* Stated task *
Output a single figure: the number of lines in which the word "icon" appears.

• • • • •

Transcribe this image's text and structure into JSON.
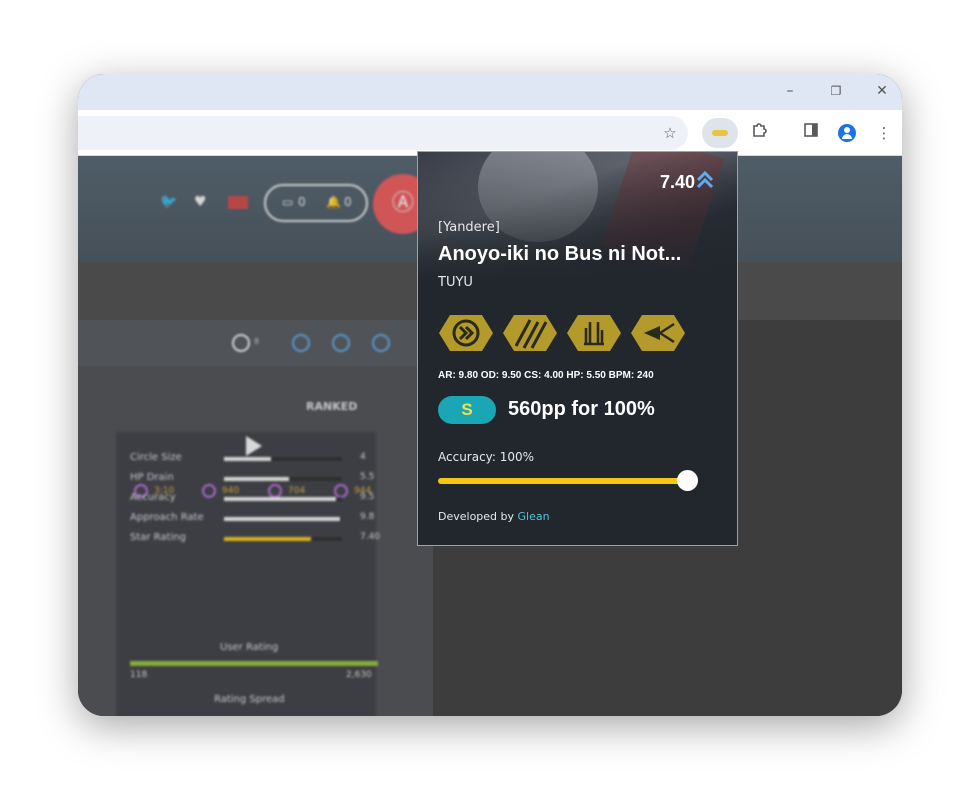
{
  "browser": {
    "window_controls": [
      "–",
      "❐",
      "✕"
    ]
  },
  "background_page": {
    "header_counts": {
      "messages": "0",
      "notifications": "0"
    },
    "mode_badge": "8",
    "status": "RANKED",
    "quick_stats": [
      "3:10",
      "940",
      "704",
      "944"
    ],
    "bars": [
      {
        "label": "Circle Size",
        "value": "4",
        "fill": 0.4
      },
      {
        "label": "HP Drain",
        "value": "5.5",
        "fill": 0.55
      },
      {
        "label": "Accuracy",
        "value": "9.5",
        "fill": 0.95
      },
      {
        "label": "Approach Rate",
        "value": "9.8",
        "fill": 0.98
      },
      {
        "label": "Star Rating",
        "value": "7.40",
        "fill": 0.74
      }
    ],
    "user_rating": {
      "label": "User Rating",
      "left": "118",
      "right": "2,630"
    },
    "rating_spread_label": "Rating Spread"
  },
  "popup": {
    "star_rating": "7.40",
    "difficulty": "[Yandere]",
    "title": "Anoyo-iki no Bus ni Not...",
    "artist": "TUYU",
    "mods": [
      "double-time-icon",
      "hidden-icon",
      "hard-rock-icon",
      "flashlight-icon"
    ],
    "stats": "AR: 9.80 OD: 9.50 CS: 4.00 HP: 5.50 BPM: 240",
    "rank": "S",
    "pp_text": "560pp for 100%",
    "accuracy_label": "Accuracy: 100%",
    "accuracy_value": 1.0,
    "developed_by": "Developed by",
    "developer": "Glean",
    "colors": {
      "accent": "#f5c518",
      "rank_bg": "#1aa6b5",
      "link": "#4fc3d9",
      "mod_bg": "#b39a2a"
    }
  }
}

• • • • •

* Task result *
4